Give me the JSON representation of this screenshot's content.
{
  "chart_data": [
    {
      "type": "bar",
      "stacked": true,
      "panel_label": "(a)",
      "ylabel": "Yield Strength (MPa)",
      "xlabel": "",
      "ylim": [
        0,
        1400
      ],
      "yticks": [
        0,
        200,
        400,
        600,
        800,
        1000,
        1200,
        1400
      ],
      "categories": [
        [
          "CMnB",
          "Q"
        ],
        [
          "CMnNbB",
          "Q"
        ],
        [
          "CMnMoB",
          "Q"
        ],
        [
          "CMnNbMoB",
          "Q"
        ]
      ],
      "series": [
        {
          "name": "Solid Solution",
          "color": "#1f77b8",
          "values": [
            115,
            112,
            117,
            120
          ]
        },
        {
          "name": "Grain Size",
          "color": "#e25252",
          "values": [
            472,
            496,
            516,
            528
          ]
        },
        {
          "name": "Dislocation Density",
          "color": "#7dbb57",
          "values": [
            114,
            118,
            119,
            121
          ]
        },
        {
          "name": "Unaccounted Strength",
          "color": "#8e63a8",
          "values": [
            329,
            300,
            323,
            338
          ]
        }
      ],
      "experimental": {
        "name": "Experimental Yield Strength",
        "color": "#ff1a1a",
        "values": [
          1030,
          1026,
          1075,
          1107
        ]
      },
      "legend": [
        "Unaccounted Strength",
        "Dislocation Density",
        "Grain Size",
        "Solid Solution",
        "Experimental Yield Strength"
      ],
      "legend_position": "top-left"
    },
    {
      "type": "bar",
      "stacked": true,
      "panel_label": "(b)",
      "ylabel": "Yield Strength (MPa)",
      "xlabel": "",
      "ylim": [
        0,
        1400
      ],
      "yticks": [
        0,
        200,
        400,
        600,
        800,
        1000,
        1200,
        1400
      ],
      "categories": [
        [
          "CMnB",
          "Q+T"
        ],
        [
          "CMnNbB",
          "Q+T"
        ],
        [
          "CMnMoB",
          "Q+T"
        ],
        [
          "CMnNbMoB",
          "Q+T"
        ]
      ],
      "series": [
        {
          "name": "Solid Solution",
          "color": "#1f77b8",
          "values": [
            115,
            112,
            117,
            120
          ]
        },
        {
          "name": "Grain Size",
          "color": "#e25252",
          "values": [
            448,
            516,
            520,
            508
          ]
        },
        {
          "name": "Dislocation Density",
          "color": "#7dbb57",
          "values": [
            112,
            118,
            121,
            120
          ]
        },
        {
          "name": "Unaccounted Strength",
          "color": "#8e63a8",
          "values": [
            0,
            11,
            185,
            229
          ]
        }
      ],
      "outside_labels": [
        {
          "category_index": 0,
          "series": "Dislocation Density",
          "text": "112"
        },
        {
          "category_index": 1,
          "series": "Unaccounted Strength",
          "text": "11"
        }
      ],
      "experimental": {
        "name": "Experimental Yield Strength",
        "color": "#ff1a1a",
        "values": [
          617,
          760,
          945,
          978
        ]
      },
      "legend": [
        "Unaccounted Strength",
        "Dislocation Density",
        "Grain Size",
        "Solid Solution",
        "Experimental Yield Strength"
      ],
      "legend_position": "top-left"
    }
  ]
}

### GOAL
What do the records say? Quote them all exactly.

### SOLUTION FOR THIS EXERCISE
Give me the JSON representation of this screenshot's content.
{
  "chart_data": [
    {
      "type": "bar",
      "stacked": true,
      "panel_label": "(a)",
      "ylabel": "Yield Strength (MPa)",
      "xlabel": "",
      "ylim": [
        0,
        1400
      ],
      "yticks": [
        0,
        200,
        400,
        600,
        800,
        1000,
        1200,
        1400
      ],
      "categories": [
        [
          "CMnB",
          "Q"
        ],
        [
          "CMnNbB",
          "Q"
        ],
        [
          "CMnMoB",
          "Q"
        ],
        [
          "CMnNbMoB",
          "Q"
        ]
      ],
      "series": [
        {
          "name": "Solid Solution",
          "color": "#1f77b8",
          "values": [
            115,
            112,
            117,
            120
          ]
        },
        {
          "name": "Grain Size",
          "color": "#e25252",
          "values": [
            472,
            496,
            516,
            528
          ]
        },
        {
          "name": "Dislocation Density",
          "color": "#7dbb57",
          "values": [
            114,
            118,
            119,
            121
          ]
        },
        {
          "name": "Unaccounted Strength",
          "color": "#8e63a8",
          "values": [
            329,
            300,
            323,
            338
          ]
        }
      ],
      "experimental": {
        "name": "Experimental Yield Strength",
        "color": "#ff1a1a",
        "values": [
          1030,
          1026,
          1075,
          1107
        ]
      },
      "legend": [
        "Unaccounted Strength",
        "Dislocation Density",
        "Grain Size",
        "Solid Solution",
        "Experimental Yield Strength"
      ],
      "legend_position": "top-left"
    },
    {
      "type": "bar",
      "stacked": true,
      "panel_label": "(b)",
      "ylabel": "Yield Strength (MPa)",
      "xlabel": "",
      "ylim": [
        0,
        1400
      ],
      "yticks": [
        0,
        200,
        400,
        600,
        800,
        1000,
        1200,
        1400
      ],
      "categories": [
        [
          "CMnB",
          "Q+T"
        ],
        [
          "CMnNbB",
          "Q+T"
        ],
        [
          "CMnMoB",
          "Q+T"
        ],
        [
          "CMnNbMoB",
          "Q+T"
        ]
      ],
      "series": [
        {
          "name": "Solid Solution",
          "color": "#1f77b8",
          "values": [
            115,
            112,
            117,
            120
          ]
        },
        {
          "name": "Grain Size",
          "color": "#e25252",
          "values": [
            448,
            516,
            520,
            508
          ]
        },
        {
          "name": "Dislocation Density",
          "color": "#7dbb57",
          "values": [
            112,
            118,
            121,
            120
          ]
        },
        {
          "name": "Unaccounted Strength",
          "color": "#8e63a8",
          "values": [
            0,
            11,
            185,
            229
          ]
        }
      ],
      "outside_labels": [
        {
          "category_index": 0,
          "series": "Dislocation Density",
          "text": "112"
        },
        {
          "category_index": 1,
          "series": "Unaccounted Strength",
          "text": "11"
        }
      ],
      "experimental": {
        "name": "Experimental Yield Strength",
        "color": "#ff1a1a",
        "values": [
          617,
          760,
          945,
          978
        ]
      },
      "legend": [
        "Unaccounted Strength",
        "Dislocation Density",
        "Grain Size",
        "Solid Solution",
        "Experimental Yield Strength"
      ],
      "legend_position": "top-left"
    }
  ]
}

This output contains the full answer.